What you will do ::
Output the material below unchanged, apart from leaving out the pictures.

-- Supplied data start --

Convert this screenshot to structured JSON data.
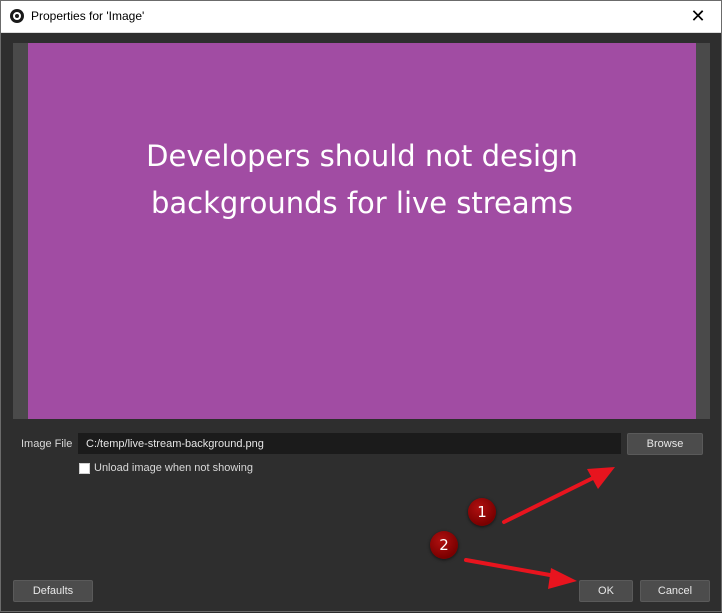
{
  "window": {
    "title": "Properties for 'Image'",
    "close_glyph": "✕"
  },
  "preview": {
    "line1": "Developers should not design",
    "line2": "backgrounds for live streams",
    "frame_color": "#4a4a4a",
    "image_color": "#a14ca3"
  },
  "image_file": {
    "label": "Image File",
    "value": "C:/temp/live-stream-background.png",
    "browse_label": "Browse"
  },
  "unload_option": {
    "label": "Unload image when not showing",
    "checked": false
  },
  "footer": {
    "defaults_label": "Defaults",
    "ok_label": "OK",
    "cancel_label": "Cancel"
  },
  "annotations": {
    "markers": [
      {
        "label": "1"
      },
      {
        "label": "2"
      }
    ],
    "arrow_color": "#e8141e"
  }
}
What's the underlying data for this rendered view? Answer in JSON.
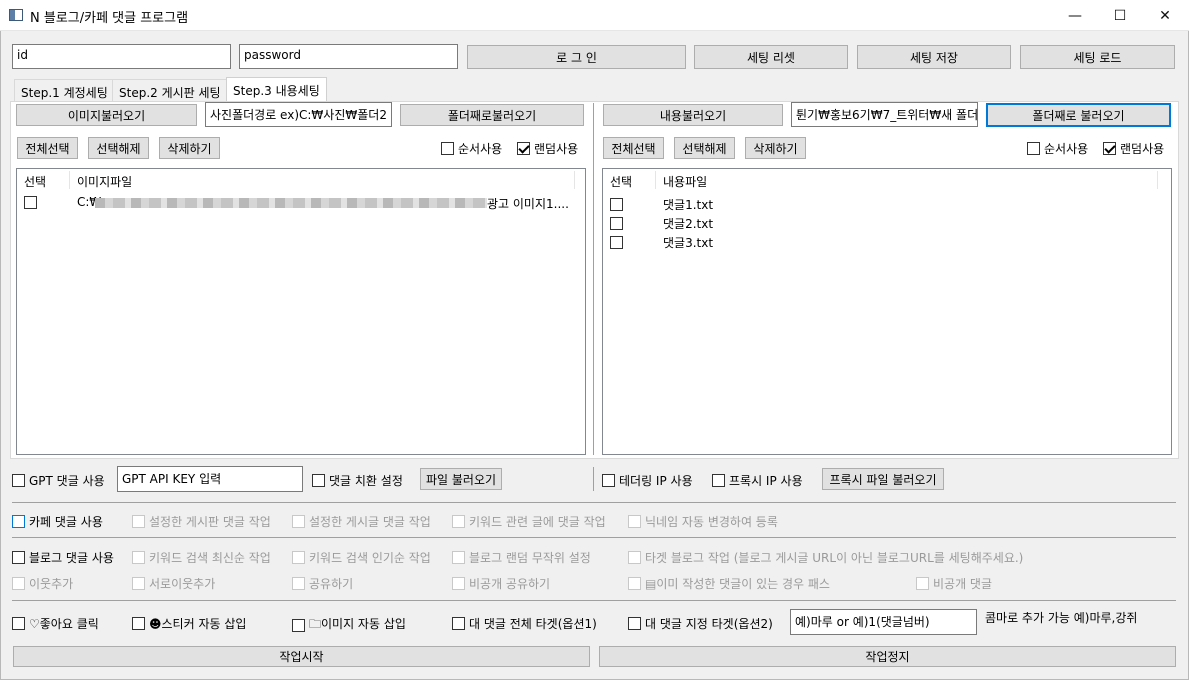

-- Supplied data end --

Output for this exercise ::
Convert this screenshot to structured JSON data.
{
  "window": {
    "title": "Properties for 'Image'",
    "close_glyph": "✕"
  },
  "preview": {
    "line1": "Developers should not design",
    "line2": "backgrounds for live streams",
    "frame_color": "#4a4a4a",
    "image_color": "#a14ca3"
  },
  "image_file": {
    "label": "Image File",
    "value": "C:/temp/live-stream-background.png",
    "browse_label": "Browse"
  },
  "unload_option": {
    "label": "Unload image when not showing",
    "checked": false
  },
  "footer": {
    "defaults_label": "Defaults",
    "ok_label": "OK",
    "cancel_label": "Cancel"
  },
  "annotations": {
    "markers": [
      {
        "label": "1"
      },
      {
        "label": "2"
      }
    ],
    "arrow_color": "#e8141e"
  }
}
What's the underlying data for this rendered view? Answer in JSON.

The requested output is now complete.